_Tujuan_
Sambunglah tulisan di bawah tentang wayang sebagai revitalisasi pendidikan karakter, dimulai tepat setelah kalimat terakhir yang tercantum.

_Teks_

--------------------------------

“WAYANG (Wadah Apresiasi Budaya Anak Negeri) sebagai Revitalisasi Pendidikan Karakter Generasi Emas menyongsong Indonesia 2045”

BAB I
PENDAHULUAN
A.    LATAR BELAKANG
“Kesejahteraan sebuah bangsa bermula dari karakter kuat warganya” kata-kata itu diungkapkan Marcus Tulius Cicero (106-43 SM). Begitupula dengan Indonesia, kesejahteraan merupakan impian semua warganya, tetapi seperti yang kita ketahui masih banyak masalah di dunia pendidikan. Kondisi pendidikan karakter yang ada di Indonesia mulai melemah. Kondisi tersebut bisa dilihat dari kejahatan seksual pada anak di bawah umur, kasus Bulliying, serta kurangnya perhatian dan ketertarikan pada budaya Indonesia yang marak terjadi di kalangan anak muda, serta masih banyak masalah lainnya. Mereka lebih memilih untuk menghabiskan waktu untuk berfoya-foya, nongkrong di kafe-kafe mahal bahkan kejadian yang tak sepatutnya dilakukan oleh negara timur yang berlandaskan Tuhan Yang Maha Esa lumrah terjadi. Nilai-nilai religius telah memudar, mereka seakan malu jika aktivitas mereka berpusat pada kegiatan keagamaan. Apabila fenomena seperti itu secara terus-menerus terjadi di Indonesia, maka nilai-nilai kerohanian, nilai moral dan etika akan luntur secara perlahan.

--------------------------------

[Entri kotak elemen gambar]
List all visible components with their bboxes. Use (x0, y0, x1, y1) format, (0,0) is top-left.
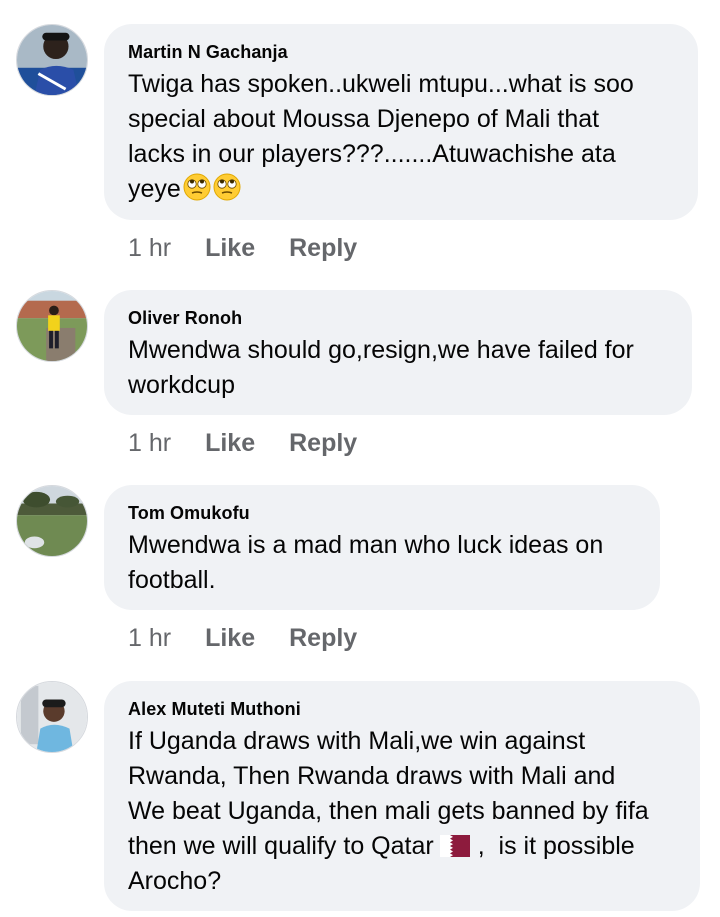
avatar[interactable] (16, 290, 88, 362)
avatar-photo (17, 25, 87, 95)
avatar-photo (17, 291, 87, 361)
comment-text-line: Mwendwa should go,resign,we have failed … (128, 336, 634, 364)
comment-author[interactable]: Alex Muteti Muthoni (128, 698, 676, 720)
qatar-flag-icon (439, 832, 470, 857)
comment-timestamp[interactable]: 1 hr (128, 624, 171, 653)
comment-timestamp[interactable]: 1 hr (128, 429, 171, 458)
comment-text: Twiga has spoken..ukweli mtupu...what is… (128, 67, 674, 207)
comment-text-line: yeye (128, 172, 674, 207)
comment-text-line: football. (128, 566, 216, 594)
comment-text-fragment: then we will qualify to Qatar (128, 832, 434, 860)
comment-bubble: Martin N Gachanja Twiga has spoken..ukwe… (104, 24, 698, 220)
face-with-rolling-eyes-icon (183, 173, 211, 201)
comment-text-line: special about Moussa Djenepo of Mali tha… (128, 105, 600, 133)
avatar-photo (17, 486, 87, 556)
comment-bubble: Tom Omukofu Mwendwa is a mad man who luc… (104, 485, 660, 610)
like-button[interactable]: Like (205, 234, 255, 263)
comment-author[interactable]: Tom Omukofu (128, 502, 636, 524)
comment-text-line: workdcup (128, 371, 235, 399)
comment-text-line: If Uganda draws with Mali,we win against (128, 727, 586, 755)
reply-button[interactable]: Reply (289, 234, 357, 263)
reply-button[interactable]: Reply (289, 429, 357, 458)
avatar[interactable] (16, 681, 88, 753)
comment-timestamp[interactable]: 1 hr (128, 234, 171, 263)
comment-text: Mwendwa should go,resign,we have failed … (128, 333, 668, 403)
comment-text: If Uganda draws with Mali,we win against… (128, 724, 676, 899)
comment-actions: 1 hr Like Reply (128, 624, 357, 653)
avatar[interactable] (16, 24, 88, 96)
like-button[interactable]: Like (205, 624, 255, 653)
like-button[interactable]: Like (205, 429, 255, 458)
comment-text-fragment: , is it possible (477, 832, 635, 860)
avatar-photo (17, 682, 87, 752)
comment-text-line: We beat Uganda, then mali gets banned by… (128, 797, 649, 825)
reply-button[interactable]: Reply (289, 624, 357, 653)
comment-text-line: lacks in our players???.......Atuwachish… (128, 140, 616, 168)
comment-actions: 1 hr Like Reply (128, 234, 357, 263)
face-with-rolling-eyes-icon (213, 173, 241, 201)
comment-text: Mwendwa is a mad man who luck ideas on f… (128, 528, 636, 598)
comment-author[interactable]: Oliver Ronoh (128, 307, 668, 329)
comment-text-line: then we will qualify to Qatar , is it pos… (128, 829, 676, 864)
comment-text-line: Arocho? (128, 867, 222, 895)
comment-actions: 1 hr Like Reply (128, 429, 357, 458)
comment-text-line: Twiga has spoken..ukweli mtupu...what is… (128, 70, 634, 98)
comment-bubble: Oliver Ronoh Mwendwa should go,resign,we… (104, 290, 692, 415)
comment-text-line: Rwanda, Then Rwanda draws with Mali and (128, 762, 616, 790)
comment-text-fragment: yeye (128, 175, 181, 203)
comment-author[interactable]: Martin N Gachanja (128, 41, 674, 63)
comment-bubble: Alex Muteti Muthoni If Uganda draws with… (104, 681, 700, 911)
avatar[interactable] (16, 485, 88, 557)
comment-text-line: Mwendwa is a mad man who luck ideas on (128, 531, 604, 559)
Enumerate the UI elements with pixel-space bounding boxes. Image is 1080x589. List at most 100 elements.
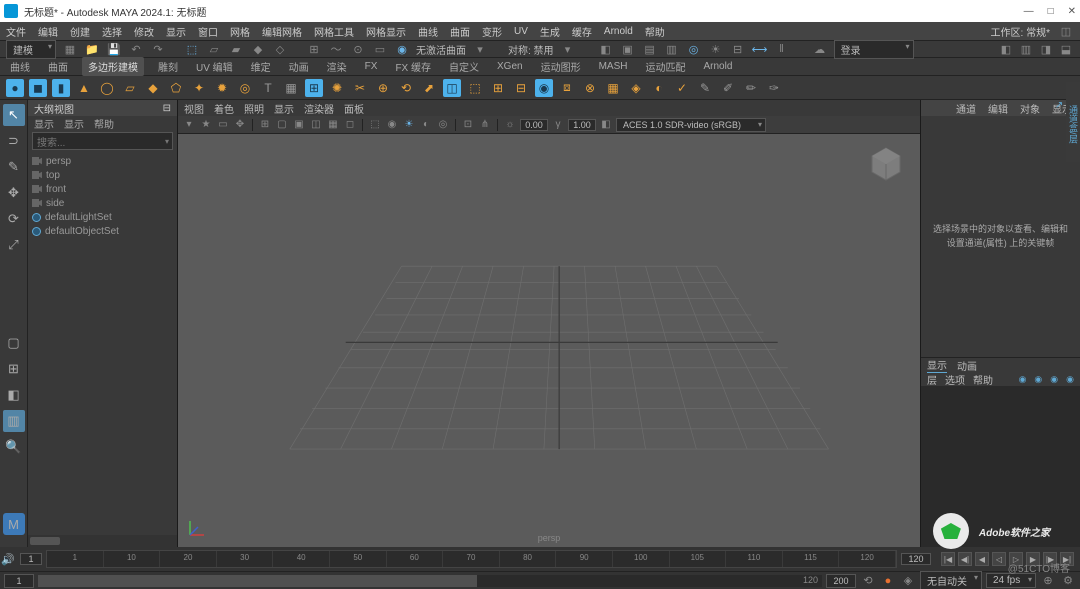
shelf-combine-icon[interactable]: ⊞ — [489, 79, 507, 97]
shelf-pipe-icon[interactable]: ◎ — [236, 79, 254, 97]
play-end-icon[interactable]: ▶| — [1060, 552, 1074, 566]
menu-mesh-tools[interactable]: 网格工具 — [314, 24, 354, 39]
vp-safe-action-icon[interactable]: ◻ — [343, 118, 357, 132]
save-scene-icon[interactable]: 💾 — [106, 41, 122, 57]
vp-field-chart-icon[interactable]: ▦ — [326, 118, 340, 132]
play-fwd-icon[interactable]: ▷ — [1009, 552, 1023, 566]
layout-four-icon[interactable]: ⊞ — [3, 358, 25, 380]
shelf-tab-anim[interactable]: 动画 — [285, 57, 313, 76]
vp-xray-icon[interactable]: ⊡ — [461, 118, 475, 132]
shelf-tab-sculpt[interactable]: 雕刻 — [154, 57, 182, 76]
viewport-canvas[interactable]: persp — [178, 134, 920, 547]
range-key-icon[interactable]: ● — [880, 573, 896, 589]
menu-create[interactable]: 创建 — [70, 24, 90, 39]
outliner-node-side[interactable]: side — [32, 196, 173, 210]
menu-mesh[interactable]: 网格 — [230, 24, 250, 39]
play-next-icon[interactable]: ▶ — [1026, 552, 1040, 566]
attr-tab-object[interactable]: 对象 — [1020, 101, 1040, 116]
minimize-icon[interactable]: — — [1024, 6, 1034, 17]
layer-vis2-icon[interactable]: ◉ — [1034, 374, 1042, 385]
range-loop-icon[interactable]: ⟲ — [860, 573, 876, 589]
outliner-tree[interactable]: persp top front side defaultLightSet def… — [28, 152, 177, 535]
side-tab-strip[interactable]: 通道盒/层 — [1066, 82, 1080, 162]
vp-menu-lighting[interactable]: 照明 — [244, 101, 264, 116]
range-sync-icon[interactable]: ⊕ — [1040, 573, 1056, 589]
sel-face-icon[interactable]: ▰ — [228, 41, 244, 57]
shelf-bridge-icon[interactable]: ⬚ — [466, 79, 484, 97]
vp-bookmark-icon[interactable]: ★ — [199, 118, 213, 132]
menu-select[interactable]: 选择 — [102, 24, 122, 39]
vp-near-input[interactable]: 0.00 — [520, 119, 548, 131]
hypershade-icon[interactable]: ◎ — [686, 41, 702, 57]
outliner-hscrollbar[interactable] — [28, 535, 177, 547]
menu-generate[interactable]: 生成 — [540, 24, 560, 39]
lasso-tool-icon[interactable]: ⊃ — [3, 130, 25, 152]
layout-persp-icon[interactable]: ▥ — [3, 410, 25, 432]
layer-vis4-icon[interactable]: ◉ — [1066, 374, 1074, 385]
range-auto-icon[interactable]: ◈ — [900, 573, 916, 589]
chevron-down-icon[interactable]: ▾ — [472, 41, 488, 57]
menu-uv[interactable]: UV — [514, 26, 528, 37]
shelf-tab-motion[interactable]: 运动图形 — [537, 57, 585, 76]
account-dropdown[interactable]: 登录 — [834, 40, 914, 59]
vp-res-gate-icon[interactable]: ▣ — [292, 118, 306, 132]
panel-left-icon[interactable]: ◧ — [998, 41, 1014, 57]
shelf-extrude-icon[interactable]: ⬈ — [420, 79, 438, 97]
cloud-icon[interactable]: ☁ — [812, 41, 828, 57]
layer-list[interactable] — [921, 386, 1080, 547]
range-start-field[interactable]: 1 — [4, 574, 34, 588]
shelf-poly-cylinder-icon[interactable]: ▮ — [52, 79, 70, 97]
vp-gate-mask-icon[interactable]: ◫ — [309, 118, 323, 132]
vp-colorspace-dropdown[interactable]: ACES 1.0 SDR-video (sRGB) — [616, 118, 766, 132]
vp-menu-show[interactable]: 显示 — [274, 101, 294, 116]
render-settings-icon[interactable]: ▥ — [664, 41, 680, 57]
shelf-poly-cube-icon[interactable]: ◼ — [29, 79, 47, 97]
shelf-sculpt2-icon[interactable]: ✐ — [719, 79, 737, 97]
vp-exposure-icon[interactable]: ☼ — [503, 118, 517, 132]
panel-bot-icon[interactable]: ⬓ — [1058, 41, 1074, 57]
vp-menu-renderer[interactable]: 渲染器 — [304, 101, 334, 116]
vp-menu-shading[interactable]: 着色 — [214, 101, 234, 116]
timeline-track[interactable]: 1102030405060708090100105110115120 — [46, 550, 897, 568]
sel-uv-icon[interactable]: ◇ — [272, 41, 288, 57]
shelf-poly-cone-icon[interactable]: ▲ — [75, 79, 93, 97]
panel-right-icon[interactable]: ◨ — [1038, 41, 1054, 57]
shelf-tab-fxcache[interactable]: FX 缓存 — [391, 57, 435, 76]
vp-xray-joints-icon[interactable]: ⋔ — [478, 118, 492, 132]
workspace-label[interactable]: 工作区: 常规* — [991, 24, 1050, 39]
layer-menu-opts[interactable]: 选项 — [945, 372, 965, 387]
viewcube-icon[interactable] — [866, 144, 906, 184]
search-icon[interactable]: 🔍 — [3, 436, 25, 458]
layer-menu-layer[interactable]: 层 — [927, 372, 937, 387]
shelf-type-icon[interactable]: T — [259, 79, 277, 97]
shelf-bevel-icon[interactable]: ◫ — [443, 79, 461, 97]
vp-shadows-icon[interactable]: ◐ — [419, 118, 433, 132]
layer-menu-help[interactable]: 帮助 — [973, 372, 993, 387]
layer-tab-anim[interactable]: 动画 — [957, 358, 977, 373]
vp-select-cam-icon[interactable]: ▾ — [182, 118, 196, 132]
vp-gamma-icon[interactable]: γ — [551, 118, 565, 132]
shelf-gear-icon[interactable]: ✹ — [213, 79, 231, 97]
menu-arnold[interactable]: Arnold — [604, 26, 633, 37]
snap-point-icon[interactable]: ⊙ — [350, 41, 366, 57]
menu-help[interactable]: 帮助 — [645, 24, 665, 39]
range-max-field[interactable]: 200 — [826, 574, 856, 588]
attr-pop-icon[interactable]: ↗ — [1055, 100, 1063, 111]
render-setup-icon[interactable]: ⊟ — [730, 41, 746, 57]
construction-history-icon[interactable]: ◧ — [598, 41, 614, 57]
vp-lights-icon[interactable]: ☀ — [402, 118, 416, 132]
panel-mid-icon[interactable]: ▥ — [1018, 41, 1034, 57]
shelf-clean-icon[interactable]: ✓ — [673, 79, 691, 97]
shelf-boolean-icon[interactable]: ⊗ — [581, 79, 599, 97]
menu-curve[interactable]: 曲线 — [418, 24, 438, 39]
layer-vis3-icon[interactable]: ◉ — [1050, 374, 1058, 385]
vp-wireframe-icon[interactable]: ⬚ — [368, 118, 382, 132]
outliner-node-front[interactable]: front — [32, 182, 173, 196]
ipr-render-icon[interactable]: ▤ — [642, 41, 658, 57]
close-icon[interactable]: ✕ — [1068, 6, 1076, 17]
shelf-poly-sphere-icon[interactable]: ● — [6, 79, 24, 97]
menu-mesh-display[interactable]: 网格显示 — [366, 24, 406, 39]
autokey-dropdown[interactable]: 无自动关 — [920, 571, 982, 589]
open-scene-icon[interactable]: 📁 — [84, 41, 100, 57]
select-tool-icon[interactable]: ↖ — [3, 104, 25, 126]
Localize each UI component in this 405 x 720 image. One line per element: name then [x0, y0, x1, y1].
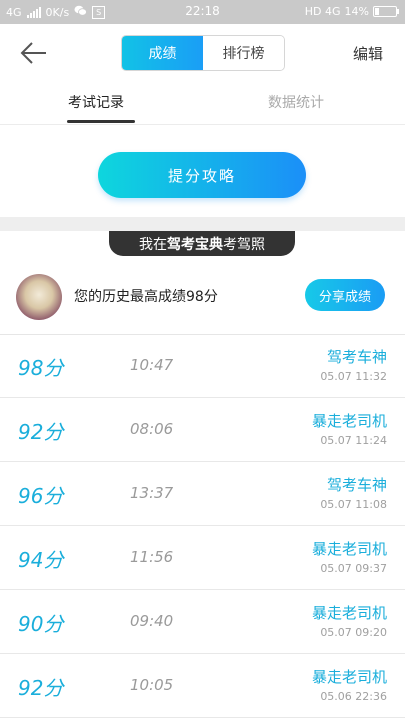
record-row[interactable]: 92分 08:06 暴走老司机 05.07 11:24	[0, 398, 405, 462]
battery-icon	[373, 6, 399, 17]
share-score-button[interactable]: 分享成绩	[305, 279, 385, 311]
banner-brand: 驾考宝典	[167, 236, 223, 253]
record-title: 驾考车神	[326, 348, 387, 366]
record-title: 暴走老司机	[311, 604, 387, 622]
record-date: 05.07 09:37	[320, 562, 387, 575]
record-date: 05.07 09:20	[320, 626, 387, 639]
best-score-text: 您的历史最高成绩98分	[74, 289, 218, 305]
record-score: 90分	[18, 612, 64, 636]
back-arrow-icon	[20, 42, 46, 64]
record-duration: 11:56	[130, 548, 174, 566]
tab-exam-records[interactable]: 考试记录	[68, 92, 124, 112]
brand-banner: 我在 驾考宝典 考驾照	[109, 231, 295, 256]
record-title: 暴走老司机	[311, 540, 387, 558]
battery-percent: 14%	[344, 5, 369, 18]
section-divider	[0, 217, 405, 231]
record-row[interactable]: 92分 10:05 暴走老司机 05.06 22:36	[0, 654, 405, 718]
record-title: 暴走老司机	[311, 668, 387, 686]
record-duration: 08:06	[130, 420, 174, 438]
record-title: 暴走老司机	[311, 412, 387, 430]
score-tips-button[interactable]: 提分攻略	[98, 152, 306, 198]
record-row[interactable]: 96分 13:37 驾考车神 05.07 11:08	[0, 462, 405, 526]
record-date: 05.06 22:36	[320, 690, 387, 703]
record-score: 98分	[18, 356, 64, 380]
records-list: 98分 10:47 驾考车神 05.07 11:32 92分 08:06 暴走老…	[0, 334, 405, 718]
record-score: 96分	[18, 484, 64, 508]
segment-control: 成绩 排行榜	[121, 35, 285, 71]
best-score-row: 您的历史最高成绩98分 分享成绩	[0, 266, 405, 335]
record-row[interactable]: 98分 10:47 驾考车神 05.07 11:32	[0, 334, 405, 398]
banner-suffix: 考驾照	[223, 236, 265, 253]
tab-data-stats[interactable]: 数据统计	[268, 92, 324, 112]
tab-bar: 考试记录 数据统计	[0, 82, 405, 125]
record-score: 92分	[18, 420, 64, 444]
record-row[interactable]: 94分 11:56 暴走老司机 05.07 09:37	[0, 526, 405, 590]
tab-indicator	[67, 120, 135, 123]
edit-button[interactable]: 编辑	[353, 43, 383, 64]
record-duration: 09:40	[130, 612, 174, 630]
record-score: 92分	[18, 676, 64, 700]
status-bar: 4G 0K/s S 22:18 HD 4G 14%	[0, 0, 405, 24]
record-date: 05.07 11:32	[320, 370, 387, 383]
record-date: 05.07 11:24	[320, 434, 387, 447]
segment-scores[interactable]: 成绩	[122, 36, 203, 70]
back-button[interactable]	[18, 38, 50, 68]
record-title: 驾考车神	[326, 476, 387, 494]
segment-leaderboard[interactable]: 排行榜	[203, 36, 284, 70]
banner-prefix: 我在	[139, 236, 167, 253]
record-duration: 10:47	[130, 356, 174, 374]
record-duration: 10:05	[130, 676, 174, 694]
record-date: 05.07 11:08	[320, 498, 387, 511]
record-score: 94分	[18, 548, 64, 572]
network-hd-label: HD 4G	[304, 5, 341, 18]
record-row[interactable]: 90分 09:40 暴走老司机 05.07 09:20	[0, 590, 405, 654]
top-nav: 成绩 排行榜 编辑	[0, 24, 405, 82]
avatar	[16, 274, 62, 320]
record-duration: 13:37	[130, 484, 174, 502]
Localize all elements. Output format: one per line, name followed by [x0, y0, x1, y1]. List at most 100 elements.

--------------------------------

_Hasil Tugas_
Di dunia pendidikan, pelajaran pendidikan karakter sangat minim sekali. Dalam satu minggu siswa hanya mendapat satu kali pertemuan dengan alokasi waktu kurang lebih 90 menit. Selain itu dengan waktu yang sangat singkat, siswa juga merasa bosan untuk mendengarkan pelajaran pendidikan karakter. Hal tersebut mengakibatkan lemahnya nilai-nilai pendidikan karakter di Indonesia. Berangkat dari masalah tersebut, harus ditemukan Problem Solving yang dapat dijadikan media siswa di sekolah sebagai upaya peningkatan pendidikan karakter di Indonesia. Media yang kami usulkan adalah media pembelajaran dengan menggunakan Wayang. Dimana wayang sebagai wadah apreasiasi siswa terhadap budaya Indonesia.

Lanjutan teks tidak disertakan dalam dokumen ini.